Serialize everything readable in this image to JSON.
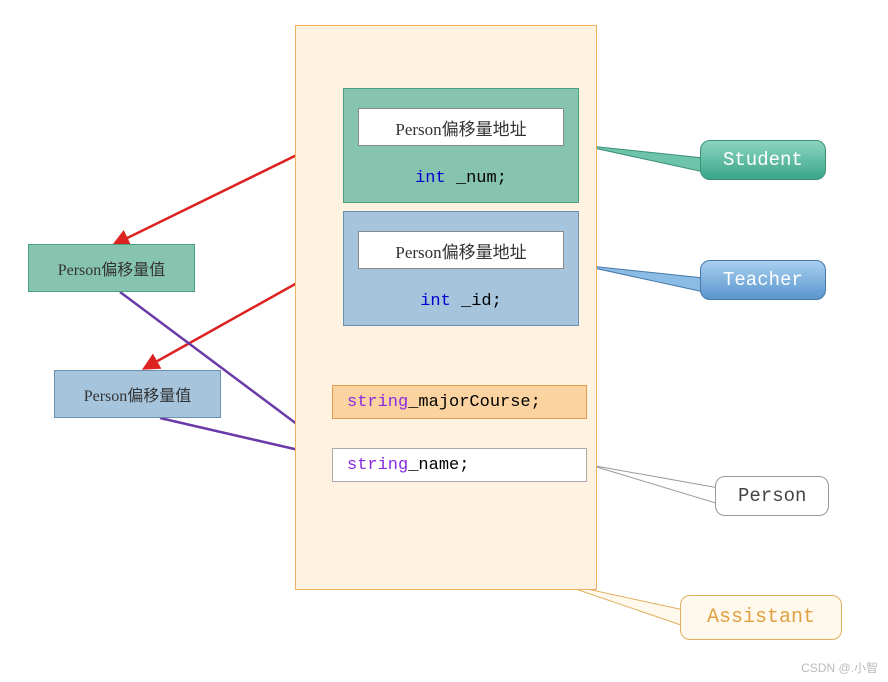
{
  "diagram": {
    "container_label": "Assistant",
    "student_block": {
      "addr_label": "Person偏移量地址",
      "member_kw": "int",
      "member_name": " _num;"
    },
    "teacher_block": {
      "addr_label": "Person偏移量地址",
      "member_kw": "int",
      "member_name": " _id;"
    },
    "major_course_row": {
      "kw": "string",
      "name": " _majorCourse;"
    },
    "name_row": {
      "kw": "string",
      "name": " _name;"
    },
    "offset_green": "Person偏移量值",
    "offset_blue": "Person偏移量值",
    "callouts": {
      "student": "Student",
      "teacher": "Teacher",
      "person": "Person",
      "assistant": "Assistant"
    }
  },
  "watermark": "CSDN @.小智"
}
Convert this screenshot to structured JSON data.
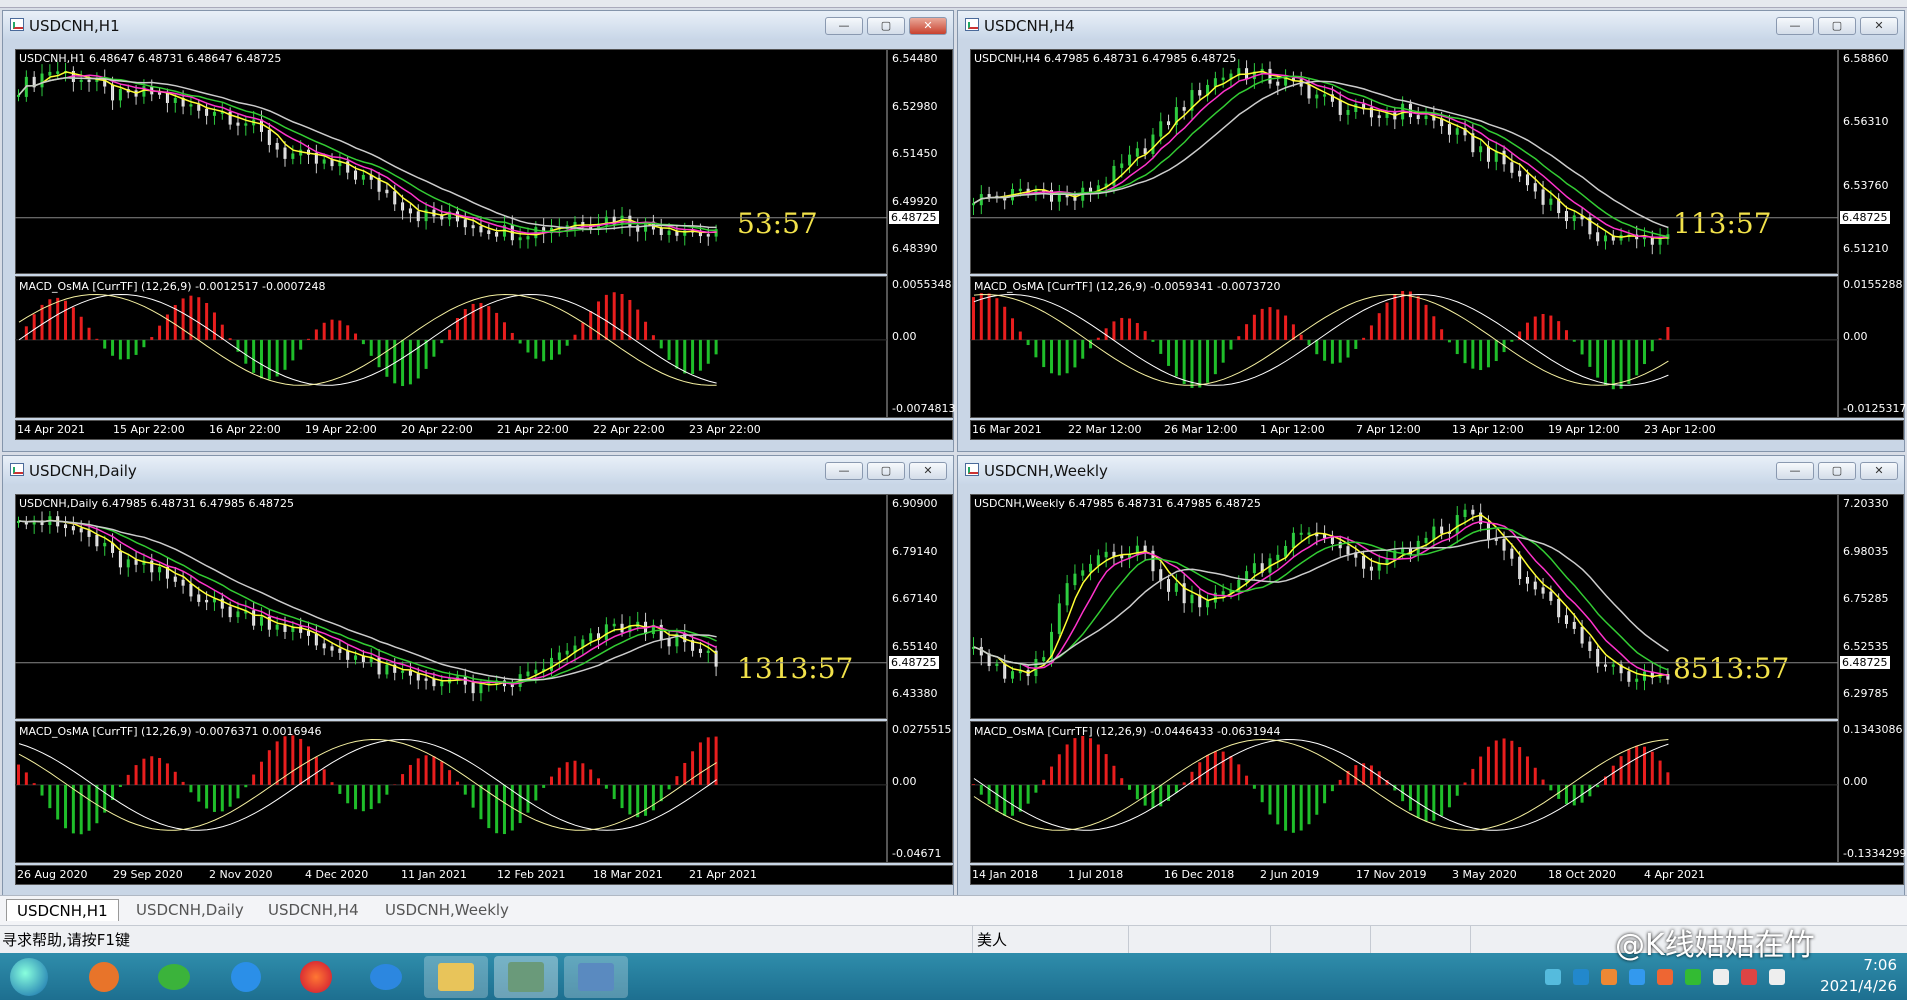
{
  "tabs": [
    "USDCNH,H1",
    "USDCNH,Daily",
    "USDCNH,H4",
    "USDCNH,Weekly"
  ],
  "status": {
    "help": "寻求帮助,请按F1键",
    "seg2": "美人"
  },
  "clock": {
    "time": "7:06",
    "date": "2021/4/26"
  },
  "watermark": "@K线姑姑在竹",
  "windows": [
    {
      "title": "USDCNH,H1",
      "info": "USDCNH,H1  6.48647 6.48731 6.48647 6.48725",
      "countdown": "53:57",
      "price_box": "6.48725",
      "price_labels": [
        "6.54480",
        "6.52980",
        "6.51450",
        "6.49920",
        "6.48390"
      ],
      "macd_info": "MACD_OsMA [CurrTF] (12,26,9) -0.0012517 -0.0007248",
      "macd_labels": [
        "0.0055348",
        "0.00",
        "-0.0074813"
      ],
      "time_labels": [
        "14 Apr 2021",
        "15 Apr 22:00",
        "16 Apr 22:00",
        "19 Apr 22:00",
        "20 Apr 22:00",
        "21 Apr 22:00",
        "22 Apr 22:00",
        "23 Apr 22:00"
      ]
    },
    {
      "title": "USDCNH,H4",
      "info": "USDCNH,H4  6.47985 6.48731 6.47985 6.48725",
      "countdown": "113:57",
      "price_box": "6.48725",
      "price_labels": [
        "6.58860",
        "6.56310",
        "6.53760",
        "6.51210"
      ],
      "macd_info": "MACD_OsMA [CurrTF] (12,26,9) -0.0059341 -0.0073720",
      "macd_labels": [
        "0.0155288",
        "0.00",
        "-0.0125317"
      ],
      "time_labels": [
        "16 Mar 2021",
        "22 Mar 12:00",
        "26 Mar 12:00",
        "1 Apr 12:00",
        "7 Apr 12:00",
        "13 Apr 12:00",
        "19 Apr 12:00",
        "23 Apr 12:00"
      ]
    },
    {
      "title": "USDCNH,Daily",
      "info": "USDCNH,Daily  6.47985 6.48731 6.47985 6.48725",
      "countdown": "1313:57",
      "price_box": "6.48725",
      "price_labels": [
        "6.90900",
        "6.79140",
        "6.67140",
        "6.55140",
        "6.43380"
      ],
      "macd_info": "MACD_OsMA [CurrTF] (12,26,9) -0.0076371 0.0016946",
      "macd_labels": [
        "0.0275515",
        "0.00",
        "-0.04671"
      ],
      "time_labels": [
        "26 Aug 2020",
        "29 Sep 2020",
        "2 Nov 2020",
        "4 Dec 2020",
        "11 Jan 2021",
        "12 Feb 2021",
        "18 Mar 2021",
        "21 Apr 2021"
      ]
    },
    {
      "title": "USDCNH,Weekly",
      "info": "USDCNH,Weekly  6.47985 6.48731 6.47985 6.48725",
      "countdown": "8513:57",
      "price_box": "6.48725",
      "price_labels": [
        "7.20330",
        "6.98035",
        "6.75285",
        "6.52535",
        "6.29785"
      ],
      "macd_info": "MACD_OsMA [CurrTF] (12,26,9) -0.0446433 -0.0631944",
      "macd_labels": [
        "0.1343086",
        "0.00",
        "-0.1334299"
      ],
      "time_labels": [
        "14 Jan 2018",
        "1 Jul 2018",
        "16 Dec 2018",
        "2 Jun 2019",
        "17 Nov 2019",
        "3 May 2020",
        "18 Oct 2020",
        "4 Apr 2021"
      ]
    }
  ]
}
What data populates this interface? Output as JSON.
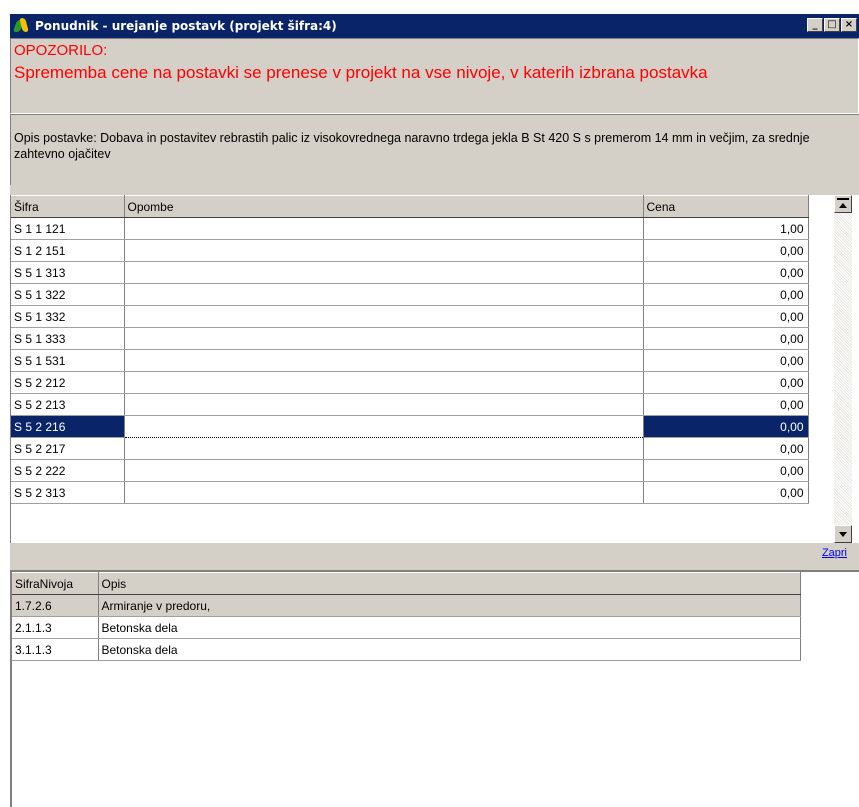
{
  "window": {
    "title": "Ponudnik - urejanje postavk (projekt šifra:4)",
    "minimize": "_",
    "maximize": "□",
    "close": "×"
  },
  "warning": {
    "heading": "OPOZORILO:",
    "message": "Sprememba cene na postavki se prenese v projekt na vse nivoje, v katerih izbrana postavka"
  },
  "description": {
    "text": "Opis postavke:  Dobava in postavitev rebrastih palic iz visokovrednega naravno trdega jekla B St 420 S s premerom 14 mm in večjim, za srednje zahtevno ojačitev"
  },
  "items_grid": {
    "columns": [
      "Šifra",
      "Opombe",
      "Cena"
    ],
    "rows": [
      {
        "sifra": "S 1 1 121",
        "opombe": "",
        "cena": "1,00"
      },
      {
        "sifra": "S 1 2 151",
        "opombe": "",
        "cena": "0,00"
      },
      {
        "sifra": "S 5 1 313",
        "opombe": "",
        "cena": "0,00"
      },
      {
        "sifra": "S 5 1 322",
        "opombe": "",
        "cena": "0,00"
      },
      {
        "sifra": "S 5 1 332",
        "opombe": "",
        "cena": "0,00"
      },
      {
        "sifra": "S 5 1 333",
        "opombe": "",
        "cena": "0,00"
      },
      {
        "sifra": "S 5 1 531",
        "opombe": "",
        "cena": "0,00"
      },
      {
        "sifra": "S 5 2 212",
        "opombe": "",
        "cena": "0,00"
      },
      {
        "sifra": "S 5 2 213",
        "opombe": "",
        "cena": "0,00"
      },
      {
        "sifra": "S 5 2 216",
        "opombe": "",
        "cena": "0,00"
      },
      {
        "sifra": "S 5 2 217",
        "opombe": "",
        "cena": "0,00"
      },
      {
        "sifra": "S 5 2 222",
        "opombe": "",
        "cena": "0,00"
      },
      {
        "sifra": "S 5 2 313",
        "opombe": "",
        "cena": "0,00"
      }
    ],
    "selected_row": 9
  },
  "close_link": "Zapri",
  "levels_grid": {
    "columns": [
      "SifraNivoja",
      "Opis"
    ],
    "rows": [
      {
        "sifra": "1.7.2.6",
        "opis": "Armiranje v predoru,"
      },
      {
        "sifra": "2.1.1.3",
        "opis": "Betonska dela"
      },
      {
        "sifra": "3.1.1.3",
        "opis": "Betonska dela"
      }
    ]
  },
  "colors": {
    "titlebar": "#0a246a",
    "warning_text": "#ff0000",
    "selection": "#0a246a",
    "face": "#d4d0c8",
    "link": "#0000ee"
  }
}
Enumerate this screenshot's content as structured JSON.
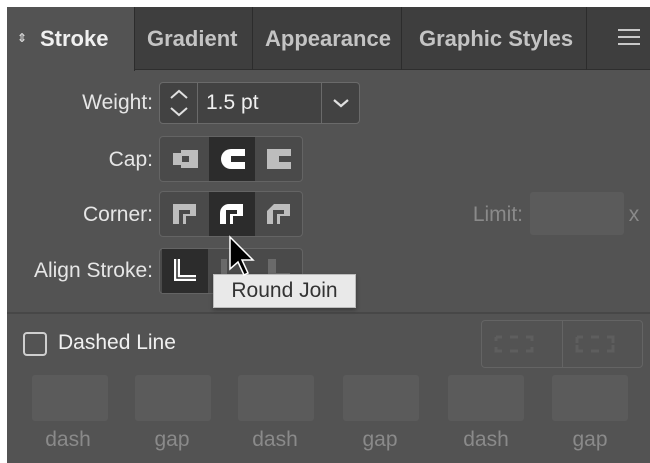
{
  "tabs": [
    {
      "label": "Stroke",
      "active": true
    },
    {
      "label": "Gradient",
      "active": false
    },
    {
      "label": "Appearance",
      "active": false
    },
    {
      "label": "Graphic Styles",
      "active": false
    }
  ],
  "weight": {
    "label": "Weight:",
    "value": "1.5 pt"
  },
  "cap": {
    "label": "Cap:",
    "buttons": [
      "butt-cap",
      "round-cap",
      "projecting-cap"
    ],
    "selected": "round-cap"
  },
  "corner": {
    "label": "Corner:",
    "buttons": [
      "miter-join",
      "round-join",
      "bevel-join"
    ],
    "selected": "round-join"
  },
  "limit": {
    "label": "Limit:",
    "value": "",
    "suffix": "x"
  },
  "align_stroke": {
    "label": "Align Stroke:",
    "buttons": [
      "align-center",
      "align-inside",
      "align-outside"
    ],
    "selected": "align-center"
  },
  "tooltip": "Round Join",
  "dashed": {
    "label": "Dashed Line",
    "checked": false
  },
  "dash_fields": [
    "dash",
    "gap",
    "dash",
    "gap",
    "dash",
    "gap"
  ],
  "colors": {
    "panel": "#535353",
    "tabbar": "#3e3e3e",
    "selected_button": "#2c2c2c",
    "tooltip": "#e9e9e9"
  }
}
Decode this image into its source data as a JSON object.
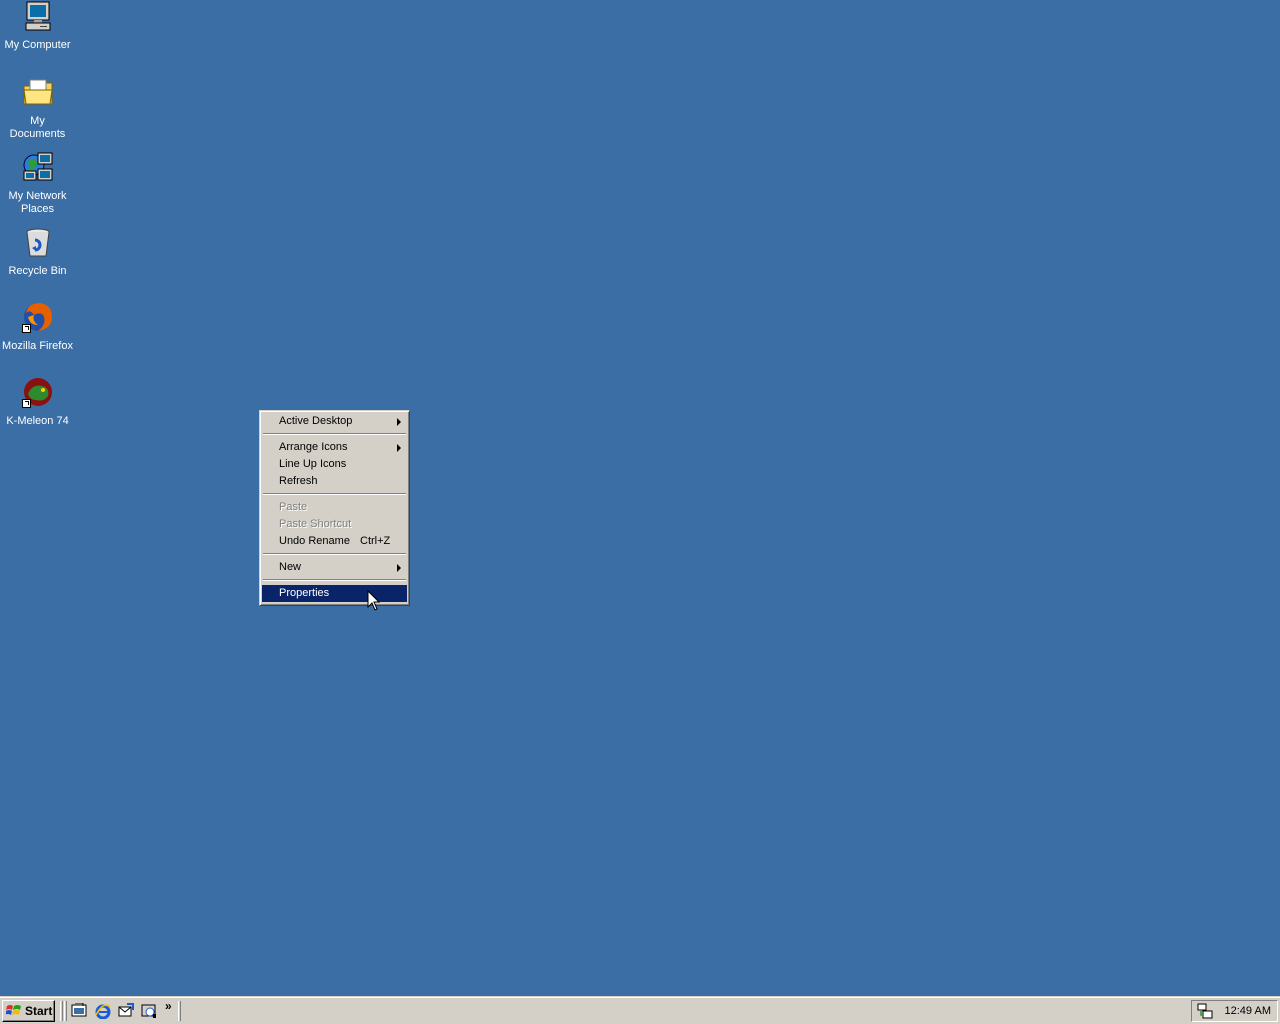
——
■ EXERCISE DESCRIPTION:
Take the line that contains "Enumerate this screenshot's" and all lines after it to the end of the material above, and copy them verbatim without any images.

■ THE COMPLETED TASK:
Enumerate this screenshot's content as structured JSON.
{
  "tabs": [
    {
      "label": "Stroke",
      "active": true
    },
    {
      "label": "Gradient",
      "active": false
    },
    {
      "label": "Appearance",
      "active": false
    },
    {
      "label": "Graphic Styles",
      "active": false
    }
  ],
  "weight": {
    "label": "Weight:",
    "value": "1.5 pt"
  },
  "cap": {
    "label": "Cap:",
    "buttons": [
      "butt-cap",
      "round-cap",
      "projecting-cap"
    ],
    "selected": "round-cap"
  },
  "corner": {
    "label": "Corner:",
    "buttons": [
      "miter-join",
      "round-join",
      "bevel-join"
    ],
    "selected": "round-join"
  },
  "limit": {
    "label": "Limit:",
    "value": "",
    "suffix": "x"
  },
  "align_stroke": {
    "label": "Align Stroke:",
    "buttons": [
      "align-center",
      "align-inside",
      "align-outside"
    ],
    "selected": "align-center"
  },
  "tooltip": "Round Join",
  "dashed": {
    "label": "Dashed Line",
    "checked": false
  },
  "dash_fields": [
    "dash",
    "gap",
    "dash",
    "gap",
    "dash",
    "gap"
  ],
  "colors": {
    "panel": "#535353",
    "tabbar": "#3e3e3e",
    "selected_button": "#2c2c2c",
    "tooltip": "#e9e9e9"
  }
}
Decode this image into its source data as a JSON object.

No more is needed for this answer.